→ **Short problem**:
All lines holding the string "place" are to be shown.

→ **Provided records**:
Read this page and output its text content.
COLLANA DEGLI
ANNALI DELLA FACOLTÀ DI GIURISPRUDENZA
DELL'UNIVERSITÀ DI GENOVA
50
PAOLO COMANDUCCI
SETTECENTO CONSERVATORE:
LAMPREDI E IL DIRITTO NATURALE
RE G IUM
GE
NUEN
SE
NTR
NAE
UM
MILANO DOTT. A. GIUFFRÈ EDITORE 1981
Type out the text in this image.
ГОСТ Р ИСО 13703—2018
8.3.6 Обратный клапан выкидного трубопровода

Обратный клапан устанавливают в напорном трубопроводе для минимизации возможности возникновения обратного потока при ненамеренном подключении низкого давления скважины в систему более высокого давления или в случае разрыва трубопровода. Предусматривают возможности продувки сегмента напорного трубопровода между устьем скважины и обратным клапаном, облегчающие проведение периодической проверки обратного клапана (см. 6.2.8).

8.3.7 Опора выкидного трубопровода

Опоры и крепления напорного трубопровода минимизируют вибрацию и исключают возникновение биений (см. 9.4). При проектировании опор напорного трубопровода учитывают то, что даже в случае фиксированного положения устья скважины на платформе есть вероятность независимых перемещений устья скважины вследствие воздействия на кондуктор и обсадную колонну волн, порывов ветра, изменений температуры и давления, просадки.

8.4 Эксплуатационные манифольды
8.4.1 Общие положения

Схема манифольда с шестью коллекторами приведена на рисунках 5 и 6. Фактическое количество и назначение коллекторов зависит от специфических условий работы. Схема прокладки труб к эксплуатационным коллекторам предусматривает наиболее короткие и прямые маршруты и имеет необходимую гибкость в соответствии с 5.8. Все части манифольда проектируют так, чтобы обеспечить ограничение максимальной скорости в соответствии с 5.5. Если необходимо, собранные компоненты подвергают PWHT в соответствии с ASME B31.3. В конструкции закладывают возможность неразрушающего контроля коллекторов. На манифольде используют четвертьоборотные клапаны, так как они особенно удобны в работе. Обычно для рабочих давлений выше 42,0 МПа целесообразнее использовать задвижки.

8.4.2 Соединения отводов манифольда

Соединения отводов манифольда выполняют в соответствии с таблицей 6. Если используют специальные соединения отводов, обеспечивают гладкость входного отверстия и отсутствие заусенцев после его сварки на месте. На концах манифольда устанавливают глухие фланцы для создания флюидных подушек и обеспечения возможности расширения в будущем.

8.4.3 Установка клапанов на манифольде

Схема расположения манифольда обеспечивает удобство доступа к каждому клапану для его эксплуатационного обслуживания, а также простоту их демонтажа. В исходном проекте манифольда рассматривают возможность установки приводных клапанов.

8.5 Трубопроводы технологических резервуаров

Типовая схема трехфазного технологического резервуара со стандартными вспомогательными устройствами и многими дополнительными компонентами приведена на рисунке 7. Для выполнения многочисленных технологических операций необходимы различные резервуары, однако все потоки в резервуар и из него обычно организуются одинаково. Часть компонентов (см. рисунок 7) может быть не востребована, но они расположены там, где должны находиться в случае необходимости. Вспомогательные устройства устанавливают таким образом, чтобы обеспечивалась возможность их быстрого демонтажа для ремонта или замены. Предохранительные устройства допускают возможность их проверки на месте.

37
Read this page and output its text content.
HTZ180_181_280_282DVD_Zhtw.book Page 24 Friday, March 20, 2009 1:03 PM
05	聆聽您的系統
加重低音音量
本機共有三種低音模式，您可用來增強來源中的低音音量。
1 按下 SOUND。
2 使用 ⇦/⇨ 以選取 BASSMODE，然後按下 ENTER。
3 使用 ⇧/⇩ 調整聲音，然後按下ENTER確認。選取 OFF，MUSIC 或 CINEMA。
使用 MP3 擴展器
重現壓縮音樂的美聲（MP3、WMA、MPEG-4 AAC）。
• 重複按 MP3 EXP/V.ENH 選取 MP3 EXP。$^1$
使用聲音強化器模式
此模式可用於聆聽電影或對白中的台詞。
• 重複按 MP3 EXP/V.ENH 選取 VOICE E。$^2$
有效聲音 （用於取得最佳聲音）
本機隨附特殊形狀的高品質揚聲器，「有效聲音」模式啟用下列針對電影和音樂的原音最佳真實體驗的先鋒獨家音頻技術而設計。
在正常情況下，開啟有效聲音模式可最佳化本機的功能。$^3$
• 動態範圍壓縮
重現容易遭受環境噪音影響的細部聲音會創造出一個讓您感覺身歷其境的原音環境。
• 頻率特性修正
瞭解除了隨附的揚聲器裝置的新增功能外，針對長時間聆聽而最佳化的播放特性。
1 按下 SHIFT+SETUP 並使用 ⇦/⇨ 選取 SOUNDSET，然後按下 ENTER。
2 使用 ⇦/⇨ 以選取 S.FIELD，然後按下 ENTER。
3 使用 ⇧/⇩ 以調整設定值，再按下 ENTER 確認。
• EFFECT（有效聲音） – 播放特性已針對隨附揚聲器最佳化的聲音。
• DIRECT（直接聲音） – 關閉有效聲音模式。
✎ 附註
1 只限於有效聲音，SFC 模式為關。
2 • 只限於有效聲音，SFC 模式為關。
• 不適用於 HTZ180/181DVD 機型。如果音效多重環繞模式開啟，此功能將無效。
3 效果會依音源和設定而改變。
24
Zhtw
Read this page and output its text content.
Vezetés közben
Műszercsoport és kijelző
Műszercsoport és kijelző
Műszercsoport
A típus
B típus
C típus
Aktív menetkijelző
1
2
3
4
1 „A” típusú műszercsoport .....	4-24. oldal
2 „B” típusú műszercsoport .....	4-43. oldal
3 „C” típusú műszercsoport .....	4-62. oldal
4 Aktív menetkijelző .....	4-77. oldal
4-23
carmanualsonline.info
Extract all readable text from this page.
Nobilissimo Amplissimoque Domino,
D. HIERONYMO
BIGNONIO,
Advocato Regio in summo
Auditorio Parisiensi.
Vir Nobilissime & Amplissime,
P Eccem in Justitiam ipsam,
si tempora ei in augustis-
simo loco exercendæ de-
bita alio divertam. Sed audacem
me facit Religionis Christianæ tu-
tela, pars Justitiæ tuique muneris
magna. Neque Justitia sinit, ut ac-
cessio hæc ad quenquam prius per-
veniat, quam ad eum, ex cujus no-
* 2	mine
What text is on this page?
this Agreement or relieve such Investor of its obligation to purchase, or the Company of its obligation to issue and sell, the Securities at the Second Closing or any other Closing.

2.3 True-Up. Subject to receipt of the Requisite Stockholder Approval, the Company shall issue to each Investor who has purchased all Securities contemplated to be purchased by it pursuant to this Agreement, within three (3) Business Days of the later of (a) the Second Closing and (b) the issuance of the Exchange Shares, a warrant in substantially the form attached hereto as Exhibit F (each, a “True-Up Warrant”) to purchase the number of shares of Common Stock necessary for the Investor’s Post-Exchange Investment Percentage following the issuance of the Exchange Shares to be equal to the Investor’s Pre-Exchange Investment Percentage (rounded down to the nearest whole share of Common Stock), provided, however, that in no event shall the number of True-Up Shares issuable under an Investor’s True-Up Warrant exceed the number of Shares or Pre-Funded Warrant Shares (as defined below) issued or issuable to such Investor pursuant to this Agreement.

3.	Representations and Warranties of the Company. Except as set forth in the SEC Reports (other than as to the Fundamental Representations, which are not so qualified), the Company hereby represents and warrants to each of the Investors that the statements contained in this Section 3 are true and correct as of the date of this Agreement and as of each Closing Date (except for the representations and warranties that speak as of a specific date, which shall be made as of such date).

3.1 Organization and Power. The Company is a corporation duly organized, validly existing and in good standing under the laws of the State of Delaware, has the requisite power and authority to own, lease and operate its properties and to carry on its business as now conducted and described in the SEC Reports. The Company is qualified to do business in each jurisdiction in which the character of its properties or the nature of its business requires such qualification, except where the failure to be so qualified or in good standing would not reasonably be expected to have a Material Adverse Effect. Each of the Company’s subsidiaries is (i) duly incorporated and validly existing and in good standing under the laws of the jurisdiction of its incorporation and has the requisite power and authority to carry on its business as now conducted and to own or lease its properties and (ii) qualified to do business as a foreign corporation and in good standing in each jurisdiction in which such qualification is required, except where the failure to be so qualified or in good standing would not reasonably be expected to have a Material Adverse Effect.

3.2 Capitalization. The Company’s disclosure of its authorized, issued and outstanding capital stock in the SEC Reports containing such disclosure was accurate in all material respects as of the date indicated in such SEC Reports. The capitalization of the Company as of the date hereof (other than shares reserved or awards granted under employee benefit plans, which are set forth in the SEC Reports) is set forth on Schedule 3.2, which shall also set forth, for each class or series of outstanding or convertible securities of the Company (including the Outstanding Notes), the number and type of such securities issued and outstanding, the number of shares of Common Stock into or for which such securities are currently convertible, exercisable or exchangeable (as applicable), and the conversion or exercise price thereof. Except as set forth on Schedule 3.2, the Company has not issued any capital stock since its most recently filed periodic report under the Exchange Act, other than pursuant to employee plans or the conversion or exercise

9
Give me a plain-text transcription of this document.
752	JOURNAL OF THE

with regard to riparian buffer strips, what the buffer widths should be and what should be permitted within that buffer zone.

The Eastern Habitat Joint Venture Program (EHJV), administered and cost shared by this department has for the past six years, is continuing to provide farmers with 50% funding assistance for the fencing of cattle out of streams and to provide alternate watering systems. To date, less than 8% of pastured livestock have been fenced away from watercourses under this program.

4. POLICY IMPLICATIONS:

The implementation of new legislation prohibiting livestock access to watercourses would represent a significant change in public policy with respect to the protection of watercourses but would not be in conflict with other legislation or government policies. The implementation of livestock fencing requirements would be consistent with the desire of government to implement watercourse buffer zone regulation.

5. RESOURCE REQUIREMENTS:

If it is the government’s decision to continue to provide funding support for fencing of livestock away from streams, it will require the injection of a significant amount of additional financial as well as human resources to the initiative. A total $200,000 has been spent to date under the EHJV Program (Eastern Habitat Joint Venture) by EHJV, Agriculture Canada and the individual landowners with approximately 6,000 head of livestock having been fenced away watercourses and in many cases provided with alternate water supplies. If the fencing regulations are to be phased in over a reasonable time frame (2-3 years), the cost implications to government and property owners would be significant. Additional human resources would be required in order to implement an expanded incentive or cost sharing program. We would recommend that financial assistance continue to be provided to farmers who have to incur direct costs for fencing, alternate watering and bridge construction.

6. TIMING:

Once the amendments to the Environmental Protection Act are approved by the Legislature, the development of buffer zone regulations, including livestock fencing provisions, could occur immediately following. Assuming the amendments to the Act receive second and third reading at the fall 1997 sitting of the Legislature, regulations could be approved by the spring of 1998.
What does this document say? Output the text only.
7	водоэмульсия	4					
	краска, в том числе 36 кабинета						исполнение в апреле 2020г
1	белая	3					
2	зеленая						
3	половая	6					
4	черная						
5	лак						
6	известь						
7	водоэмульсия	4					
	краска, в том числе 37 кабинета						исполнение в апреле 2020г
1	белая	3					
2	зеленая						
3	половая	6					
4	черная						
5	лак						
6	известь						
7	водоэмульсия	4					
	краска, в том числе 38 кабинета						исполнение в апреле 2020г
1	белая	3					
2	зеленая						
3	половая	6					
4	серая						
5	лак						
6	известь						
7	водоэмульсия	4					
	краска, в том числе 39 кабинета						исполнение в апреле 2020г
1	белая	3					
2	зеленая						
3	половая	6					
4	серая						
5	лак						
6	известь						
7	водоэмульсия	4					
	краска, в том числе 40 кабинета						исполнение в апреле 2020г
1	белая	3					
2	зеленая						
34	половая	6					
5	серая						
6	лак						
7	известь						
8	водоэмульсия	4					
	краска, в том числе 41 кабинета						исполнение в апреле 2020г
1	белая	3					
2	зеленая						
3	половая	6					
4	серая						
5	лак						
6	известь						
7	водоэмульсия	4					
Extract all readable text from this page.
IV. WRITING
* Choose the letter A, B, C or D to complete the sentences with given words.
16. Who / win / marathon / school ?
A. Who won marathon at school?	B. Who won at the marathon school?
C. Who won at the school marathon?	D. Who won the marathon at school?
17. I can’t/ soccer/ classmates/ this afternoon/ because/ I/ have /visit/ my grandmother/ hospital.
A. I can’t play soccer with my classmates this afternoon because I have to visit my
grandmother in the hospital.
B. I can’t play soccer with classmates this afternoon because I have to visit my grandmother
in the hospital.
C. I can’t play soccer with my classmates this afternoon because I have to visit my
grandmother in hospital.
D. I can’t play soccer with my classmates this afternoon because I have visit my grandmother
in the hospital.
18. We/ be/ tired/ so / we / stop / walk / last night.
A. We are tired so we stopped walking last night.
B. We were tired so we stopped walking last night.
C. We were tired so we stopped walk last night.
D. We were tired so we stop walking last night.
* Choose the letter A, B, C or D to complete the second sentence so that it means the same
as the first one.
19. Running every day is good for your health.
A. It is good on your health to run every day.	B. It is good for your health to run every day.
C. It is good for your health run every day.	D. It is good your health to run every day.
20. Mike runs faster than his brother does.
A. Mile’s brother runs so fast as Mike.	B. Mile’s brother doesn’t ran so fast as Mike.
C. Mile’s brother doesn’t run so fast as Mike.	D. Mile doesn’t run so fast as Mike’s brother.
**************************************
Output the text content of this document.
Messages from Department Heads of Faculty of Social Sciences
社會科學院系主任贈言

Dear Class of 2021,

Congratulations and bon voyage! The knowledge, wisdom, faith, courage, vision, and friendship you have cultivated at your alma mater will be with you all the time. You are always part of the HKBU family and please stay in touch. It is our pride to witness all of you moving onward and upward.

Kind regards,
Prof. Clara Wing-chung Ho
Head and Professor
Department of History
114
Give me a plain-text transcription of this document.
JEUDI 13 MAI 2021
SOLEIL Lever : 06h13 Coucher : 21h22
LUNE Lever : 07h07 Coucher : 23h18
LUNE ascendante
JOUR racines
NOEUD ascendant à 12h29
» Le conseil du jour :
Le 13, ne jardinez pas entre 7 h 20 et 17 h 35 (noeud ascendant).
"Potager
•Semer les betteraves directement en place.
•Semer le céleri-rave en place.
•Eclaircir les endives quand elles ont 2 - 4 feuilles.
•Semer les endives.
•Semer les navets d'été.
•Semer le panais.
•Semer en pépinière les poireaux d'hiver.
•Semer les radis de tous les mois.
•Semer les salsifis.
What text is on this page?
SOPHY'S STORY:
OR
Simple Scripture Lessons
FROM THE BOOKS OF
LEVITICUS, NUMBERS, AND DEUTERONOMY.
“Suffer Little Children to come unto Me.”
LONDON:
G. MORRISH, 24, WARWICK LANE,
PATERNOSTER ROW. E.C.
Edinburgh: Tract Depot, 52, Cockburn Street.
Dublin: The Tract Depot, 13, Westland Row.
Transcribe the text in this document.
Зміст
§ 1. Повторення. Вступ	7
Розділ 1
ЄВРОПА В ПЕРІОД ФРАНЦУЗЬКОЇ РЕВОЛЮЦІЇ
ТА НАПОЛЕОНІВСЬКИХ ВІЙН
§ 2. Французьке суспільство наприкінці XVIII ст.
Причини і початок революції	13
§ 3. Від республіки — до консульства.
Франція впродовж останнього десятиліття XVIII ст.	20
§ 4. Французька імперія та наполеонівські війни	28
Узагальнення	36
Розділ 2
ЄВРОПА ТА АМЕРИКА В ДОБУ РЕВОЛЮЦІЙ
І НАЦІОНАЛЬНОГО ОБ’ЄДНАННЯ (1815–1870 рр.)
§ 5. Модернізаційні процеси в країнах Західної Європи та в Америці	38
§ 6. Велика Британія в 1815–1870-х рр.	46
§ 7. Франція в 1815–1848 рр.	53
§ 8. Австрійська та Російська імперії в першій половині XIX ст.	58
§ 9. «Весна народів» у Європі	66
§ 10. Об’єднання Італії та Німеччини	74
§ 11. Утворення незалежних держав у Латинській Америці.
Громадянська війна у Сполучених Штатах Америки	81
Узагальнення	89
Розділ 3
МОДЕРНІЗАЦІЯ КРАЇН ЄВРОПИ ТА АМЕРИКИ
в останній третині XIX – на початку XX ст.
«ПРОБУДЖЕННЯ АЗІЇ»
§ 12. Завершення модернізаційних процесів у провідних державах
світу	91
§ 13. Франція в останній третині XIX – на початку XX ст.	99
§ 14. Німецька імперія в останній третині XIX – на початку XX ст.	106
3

→ **Finished exercise**:
•Semer les betteraves directement en place.
•Semer le céleri-rave en place.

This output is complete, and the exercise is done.